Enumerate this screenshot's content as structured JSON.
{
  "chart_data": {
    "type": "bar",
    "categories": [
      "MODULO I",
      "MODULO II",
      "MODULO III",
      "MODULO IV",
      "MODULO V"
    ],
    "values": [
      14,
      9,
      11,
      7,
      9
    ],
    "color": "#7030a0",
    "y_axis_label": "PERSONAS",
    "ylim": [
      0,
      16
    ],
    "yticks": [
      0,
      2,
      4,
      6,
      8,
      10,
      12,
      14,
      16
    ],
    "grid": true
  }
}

What is being asked – Return each line of the records above exactly as it reads.

Written response –
Enumerate this screenshot's content as structured JSON.
{
  "chart_data": {
    "type": "bar",
    "categories": [
      "MODULO I",
      "MODULO II",
      "MODULO III",
      "MODULO IV",
      "MODULO V"
    ],
    "values": [
      14,
      9,
      11,
      7,
      9
    ],
    "color": "#7030a0",
    "y_axis_label": "PERSONAS",
    "ylim": [
      0,
      16
    ],
    "yticks": [
      0,
      2,
      4,
      6,
      8,
      10,
      12,
      14,
      16
    ],
    "grid": true
  }
}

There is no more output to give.